■ WHAT IS REQUIRED:
Select the lines that hold the word "Choose" and copy each one.

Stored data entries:
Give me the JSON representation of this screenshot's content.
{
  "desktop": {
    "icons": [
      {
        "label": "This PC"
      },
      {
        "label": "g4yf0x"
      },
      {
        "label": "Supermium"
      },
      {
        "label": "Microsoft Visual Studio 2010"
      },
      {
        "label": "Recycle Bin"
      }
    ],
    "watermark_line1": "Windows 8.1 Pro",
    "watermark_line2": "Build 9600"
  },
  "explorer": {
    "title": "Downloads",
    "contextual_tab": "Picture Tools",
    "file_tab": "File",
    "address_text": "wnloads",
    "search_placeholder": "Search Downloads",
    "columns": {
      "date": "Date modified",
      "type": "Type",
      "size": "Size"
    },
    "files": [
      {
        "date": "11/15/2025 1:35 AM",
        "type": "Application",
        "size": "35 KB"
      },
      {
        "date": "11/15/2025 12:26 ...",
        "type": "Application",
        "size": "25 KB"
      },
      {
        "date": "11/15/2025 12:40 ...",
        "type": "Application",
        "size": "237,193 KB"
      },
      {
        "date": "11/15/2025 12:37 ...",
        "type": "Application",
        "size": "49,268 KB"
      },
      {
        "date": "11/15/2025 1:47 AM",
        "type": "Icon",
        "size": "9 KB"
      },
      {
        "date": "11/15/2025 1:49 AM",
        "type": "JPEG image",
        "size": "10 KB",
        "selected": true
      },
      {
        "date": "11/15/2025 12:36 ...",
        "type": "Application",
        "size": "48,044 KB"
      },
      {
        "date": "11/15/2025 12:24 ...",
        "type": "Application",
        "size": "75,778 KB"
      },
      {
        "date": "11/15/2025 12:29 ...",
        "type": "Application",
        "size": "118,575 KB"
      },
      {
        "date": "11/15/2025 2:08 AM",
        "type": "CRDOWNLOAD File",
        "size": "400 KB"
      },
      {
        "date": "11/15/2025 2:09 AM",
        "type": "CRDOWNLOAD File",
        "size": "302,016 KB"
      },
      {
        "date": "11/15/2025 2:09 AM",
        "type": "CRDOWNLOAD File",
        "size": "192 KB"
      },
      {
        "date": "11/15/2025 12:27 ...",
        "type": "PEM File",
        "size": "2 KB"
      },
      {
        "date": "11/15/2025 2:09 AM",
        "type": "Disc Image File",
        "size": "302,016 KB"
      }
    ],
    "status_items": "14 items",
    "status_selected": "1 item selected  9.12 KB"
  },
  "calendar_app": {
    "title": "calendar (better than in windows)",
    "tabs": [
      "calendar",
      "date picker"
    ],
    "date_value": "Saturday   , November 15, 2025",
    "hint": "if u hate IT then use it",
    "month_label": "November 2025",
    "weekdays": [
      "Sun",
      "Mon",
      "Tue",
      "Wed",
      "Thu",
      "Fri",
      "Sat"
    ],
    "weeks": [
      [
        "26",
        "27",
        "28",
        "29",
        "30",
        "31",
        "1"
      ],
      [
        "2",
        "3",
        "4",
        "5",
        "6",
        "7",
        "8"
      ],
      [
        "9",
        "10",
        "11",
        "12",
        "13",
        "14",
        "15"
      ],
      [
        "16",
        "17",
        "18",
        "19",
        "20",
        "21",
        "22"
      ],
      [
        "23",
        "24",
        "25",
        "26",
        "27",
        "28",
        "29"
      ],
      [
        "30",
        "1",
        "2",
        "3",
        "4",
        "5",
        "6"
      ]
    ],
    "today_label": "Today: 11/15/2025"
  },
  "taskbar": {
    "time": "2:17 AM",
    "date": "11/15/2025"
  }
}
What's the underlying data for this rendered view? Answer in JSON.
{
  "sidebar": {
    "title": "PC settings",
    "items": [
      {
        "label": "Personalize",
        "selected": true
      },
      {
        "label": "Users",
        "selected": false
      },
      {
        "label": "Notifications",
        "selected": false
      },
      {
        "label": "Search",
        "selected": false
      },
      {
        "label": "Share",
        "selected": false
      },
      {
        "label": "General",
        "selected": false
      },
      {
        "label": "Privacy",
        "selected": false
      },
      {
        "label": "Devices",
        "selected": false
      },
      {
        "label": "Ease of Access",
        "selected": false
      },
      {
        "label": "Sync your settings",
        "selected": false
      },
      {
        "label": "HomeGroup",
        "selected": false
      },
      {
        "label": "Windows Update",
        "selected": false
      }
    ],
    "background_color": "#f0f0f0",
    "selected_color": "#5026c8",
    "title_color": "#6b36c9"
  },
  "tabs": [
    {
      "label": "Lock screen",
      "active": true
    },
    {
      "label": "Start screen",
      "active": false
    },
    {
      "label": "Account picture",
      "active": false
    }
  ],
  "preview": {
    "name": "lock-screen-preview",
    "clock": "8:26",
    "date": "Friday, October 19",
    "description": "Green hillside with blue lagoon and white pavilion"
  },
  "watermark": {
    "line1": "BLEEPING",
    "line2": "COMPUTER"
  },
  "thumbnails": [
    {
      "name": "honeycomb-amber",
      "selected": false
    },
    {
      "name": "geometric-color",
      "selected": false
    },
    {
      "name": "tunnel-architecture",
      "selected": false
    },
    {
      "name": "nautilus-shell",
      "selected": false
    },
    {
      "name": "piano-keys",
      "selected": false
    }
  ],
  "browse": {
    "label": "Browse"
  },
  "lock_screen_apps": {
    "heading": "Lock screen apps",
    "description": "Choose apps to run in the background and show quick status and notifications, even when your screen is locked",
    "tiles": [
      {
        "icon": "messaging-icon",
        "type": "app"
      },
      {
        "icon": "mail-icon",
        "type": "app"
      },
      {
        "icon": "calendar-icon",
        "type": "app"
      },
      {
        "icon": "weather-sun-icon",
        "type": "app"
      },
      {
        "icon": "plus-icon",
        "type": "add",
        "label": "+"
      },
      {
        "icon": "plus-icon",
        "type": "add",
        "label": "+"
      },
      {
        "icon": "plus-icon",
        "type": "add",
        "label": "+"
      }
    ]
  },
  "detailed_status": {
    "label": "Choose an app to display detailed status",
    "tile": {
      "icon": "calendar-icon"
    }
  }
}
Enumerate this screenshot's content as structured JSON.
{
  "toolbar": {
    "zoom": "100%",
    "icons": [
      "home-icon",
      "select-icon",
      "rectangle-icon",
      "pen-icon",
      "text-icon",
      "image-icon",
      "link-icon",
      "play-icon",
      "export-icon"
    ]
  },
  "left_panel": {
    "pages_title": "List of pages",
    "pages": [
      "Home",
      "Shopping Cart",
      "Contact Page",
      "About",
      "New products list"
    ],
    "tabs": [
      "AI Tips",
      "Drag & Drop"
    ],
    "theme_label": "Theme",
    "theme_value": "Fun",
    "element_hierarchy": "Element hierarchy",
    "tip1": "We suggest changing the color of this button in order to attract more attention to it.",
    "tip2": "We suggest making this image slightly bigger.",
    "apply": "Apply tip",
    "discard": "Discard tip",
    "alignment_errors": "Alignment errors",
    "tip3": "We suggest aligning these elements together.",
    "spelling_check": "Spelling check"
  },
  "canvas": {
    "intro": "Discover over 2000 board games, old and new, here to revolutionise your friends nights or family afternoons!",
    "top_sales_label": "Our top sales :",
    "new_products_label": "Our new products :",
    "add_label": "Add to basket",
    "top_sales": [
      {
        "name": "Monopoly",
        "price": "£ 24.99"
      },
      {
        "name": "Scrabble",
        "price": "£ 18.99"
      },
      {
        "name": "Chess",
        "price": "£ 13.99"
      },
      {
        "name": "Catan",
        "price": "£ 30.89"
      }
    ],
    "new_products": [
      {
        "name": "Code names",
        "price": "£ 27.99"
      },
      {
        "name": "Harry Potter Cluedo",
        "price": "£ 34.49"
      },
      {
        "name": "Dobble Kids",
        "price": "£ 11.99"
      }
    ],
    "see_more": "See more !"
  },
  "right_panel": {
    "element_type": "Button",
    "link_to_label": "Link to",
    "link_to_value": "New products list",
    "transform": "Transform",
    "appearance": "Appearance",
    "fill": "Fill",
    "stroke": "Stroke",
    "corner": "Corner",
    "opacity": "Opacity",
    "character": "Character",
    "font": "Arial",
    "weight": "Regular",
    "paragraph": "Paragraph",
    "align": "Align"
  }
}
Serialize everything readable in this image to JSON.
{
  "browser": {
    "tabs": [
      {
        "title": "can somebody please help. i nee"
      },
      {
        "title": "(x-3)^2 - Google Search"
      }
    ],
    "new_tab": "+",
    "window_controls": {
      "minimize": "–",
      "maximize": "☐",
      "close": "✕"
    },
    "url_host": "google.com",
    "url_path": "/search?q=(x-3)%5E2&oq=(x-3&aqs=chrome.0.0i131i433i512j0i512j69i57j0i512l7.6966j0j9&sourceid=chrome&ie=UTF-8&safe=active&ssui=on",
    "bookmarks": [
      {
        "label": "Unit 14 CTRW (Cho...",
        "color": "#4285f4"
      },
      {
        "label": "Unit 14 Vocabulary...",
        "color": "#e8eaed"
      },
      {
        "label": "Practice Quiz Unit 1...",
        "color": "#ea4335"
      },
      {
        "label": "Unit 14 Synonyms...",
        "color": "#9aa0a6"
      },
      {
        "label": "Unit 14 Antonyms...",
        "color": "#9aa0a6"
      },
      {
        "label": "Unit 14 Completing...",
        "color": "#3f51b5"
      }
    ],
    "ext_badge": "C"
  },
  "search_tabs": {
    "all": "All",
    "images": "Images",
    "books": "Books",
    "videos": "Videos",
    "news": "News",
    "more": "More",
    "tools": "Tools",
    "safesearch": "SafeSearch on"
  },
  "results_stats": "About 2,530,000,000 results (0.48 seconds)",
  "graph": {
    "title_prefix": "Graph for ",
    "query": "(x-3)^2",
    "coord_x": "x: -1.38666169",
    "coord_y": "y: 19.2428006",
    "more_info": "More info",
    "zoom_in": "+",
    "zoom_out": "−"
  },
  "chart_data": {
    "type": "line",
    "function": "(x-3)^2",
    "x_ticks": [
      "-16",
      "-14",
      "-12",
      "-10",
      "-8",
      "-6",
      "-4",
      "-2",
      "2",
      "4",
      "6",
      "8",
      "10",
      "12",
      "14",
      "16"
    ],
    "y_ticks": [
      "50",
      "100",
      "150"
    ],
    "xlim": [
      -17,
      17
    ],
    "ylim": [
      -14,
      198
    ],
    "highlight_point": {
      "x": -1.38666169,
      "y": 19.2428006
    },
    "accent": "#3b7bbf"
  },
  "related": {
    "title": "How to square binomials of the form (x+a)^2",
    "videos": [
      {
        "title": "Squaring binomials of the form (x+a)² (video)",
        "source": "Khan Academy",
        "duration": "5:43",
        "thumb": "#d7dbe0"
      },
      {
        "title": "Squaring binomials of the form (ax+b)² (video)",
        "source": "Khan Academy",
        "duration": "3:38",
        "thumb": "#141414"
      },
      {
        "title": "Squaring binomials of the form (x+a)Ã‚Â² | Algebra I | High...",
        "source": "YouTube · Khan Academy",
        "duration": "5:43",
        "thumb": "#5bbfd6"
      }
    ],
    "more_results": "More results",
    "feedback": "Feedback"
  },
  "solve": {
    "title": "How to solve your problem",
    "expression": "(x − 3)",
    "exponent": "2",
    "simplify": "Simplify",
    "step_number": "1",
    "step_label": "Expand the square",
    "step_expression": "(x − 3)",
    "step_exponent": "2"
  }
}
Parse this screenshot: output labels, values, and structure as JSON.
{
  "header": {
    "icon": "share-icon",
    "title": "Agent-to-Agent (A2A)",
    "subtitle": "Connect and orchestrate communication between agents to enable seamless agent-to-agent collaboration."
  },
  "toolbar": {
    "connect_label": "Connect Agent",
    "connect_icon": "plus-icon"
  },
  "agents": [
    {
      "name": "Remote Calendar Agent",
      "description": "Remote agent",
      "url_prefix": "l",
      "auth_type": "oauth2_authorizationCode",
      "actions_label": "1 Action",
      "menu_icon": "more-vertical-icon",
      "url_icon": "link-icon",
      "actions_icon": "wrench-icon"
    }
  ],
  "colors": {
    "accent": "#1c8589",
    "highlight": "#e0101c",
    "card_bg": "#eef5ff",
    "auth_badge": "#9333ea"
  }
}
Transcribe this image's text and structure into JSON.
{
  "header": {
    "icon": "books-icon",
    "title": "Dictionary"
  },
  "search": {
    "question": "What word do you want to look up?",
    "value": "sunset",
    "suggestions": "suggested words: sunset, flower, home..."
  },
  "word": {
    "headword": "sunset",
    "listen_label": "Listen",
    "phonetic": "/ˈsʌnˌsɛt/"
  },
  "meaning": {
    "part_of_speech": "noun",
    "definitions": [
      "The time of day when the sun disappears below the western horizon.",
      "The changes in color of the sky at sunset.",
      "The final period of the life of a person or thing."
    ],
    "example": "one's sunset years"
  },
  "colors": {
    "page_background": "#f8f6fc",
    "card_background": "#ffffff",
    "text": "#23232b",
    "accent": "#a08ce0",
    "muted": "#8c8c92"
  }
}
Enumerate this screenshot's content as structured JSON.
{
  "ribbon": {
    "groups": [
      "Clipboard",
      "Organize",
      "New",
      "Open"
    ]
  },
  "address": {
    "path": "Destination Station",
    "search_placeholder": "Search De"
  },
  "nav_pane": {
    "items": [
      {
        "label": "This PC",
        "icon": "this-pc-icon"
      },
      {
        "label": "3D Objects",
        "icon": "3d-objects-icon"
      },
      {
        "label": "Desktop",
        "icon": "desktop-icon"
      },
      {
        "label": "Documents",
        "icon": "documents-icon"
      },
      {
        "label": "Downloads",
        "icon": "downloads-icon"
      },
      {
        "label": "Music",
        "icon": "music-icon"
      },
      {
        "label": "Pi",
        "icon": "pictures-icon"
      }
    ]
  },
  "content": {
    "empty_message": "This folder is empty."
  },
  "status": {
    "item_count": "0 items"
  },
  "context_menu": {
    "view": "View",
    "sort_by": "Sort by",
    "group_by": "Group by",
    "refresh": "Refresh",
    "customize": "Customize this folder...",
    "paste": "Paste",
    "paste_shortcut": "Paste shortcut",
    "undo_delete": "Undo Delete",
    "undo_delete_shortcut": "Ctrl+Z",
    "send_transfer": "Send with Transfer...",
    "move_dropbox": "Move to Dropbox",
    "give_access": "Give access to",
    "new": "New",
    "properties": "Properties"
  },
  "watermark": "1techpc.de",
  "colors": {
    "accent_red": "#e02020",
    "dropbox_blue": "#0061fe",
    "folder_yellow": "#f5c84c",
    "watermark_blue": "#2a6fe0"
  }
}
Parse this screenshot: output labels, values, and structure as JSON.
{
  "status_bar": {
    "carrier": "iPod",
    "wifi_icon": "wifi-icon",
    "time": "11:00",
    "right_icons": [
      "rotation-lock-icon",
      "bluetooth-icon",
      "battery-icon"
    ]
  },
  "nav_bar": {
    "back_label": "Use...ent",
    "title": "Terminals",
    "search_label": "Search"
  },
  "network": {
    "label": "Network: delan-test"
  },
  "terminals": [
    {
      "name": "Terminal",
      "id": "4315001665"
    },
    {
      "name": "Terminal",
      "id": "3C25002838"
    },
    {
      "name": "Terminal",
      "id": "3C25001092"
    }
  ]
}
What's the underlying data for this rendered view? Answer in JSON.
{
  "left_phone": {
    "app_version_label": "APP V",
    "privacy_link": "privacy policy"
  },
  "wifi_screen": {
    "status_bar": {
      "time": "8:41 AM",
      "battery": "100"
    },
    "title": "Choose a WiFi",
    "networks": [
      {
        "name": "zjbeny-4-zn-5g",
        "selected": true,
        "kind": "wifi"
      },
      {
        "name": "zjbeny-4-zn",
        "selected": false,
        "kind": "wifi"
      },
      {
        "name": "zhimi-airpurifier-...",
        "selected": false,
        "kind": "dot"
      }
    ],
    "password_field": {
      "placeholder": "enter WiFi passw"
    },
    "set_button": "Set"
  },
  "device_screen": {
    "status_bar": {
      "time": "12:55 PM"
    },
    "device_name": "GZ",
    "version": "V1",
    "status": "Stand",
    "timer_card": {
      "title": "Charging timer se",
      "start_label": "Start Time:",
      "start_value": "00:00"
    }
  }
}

■ EXERCISE RESPONSE:
    "description": "Choose apps to run in the background and show quick status and notifications, even when your screen is locked",
    "label": "Choose an app to display detailed status",
    "title": "Choose a WiFi",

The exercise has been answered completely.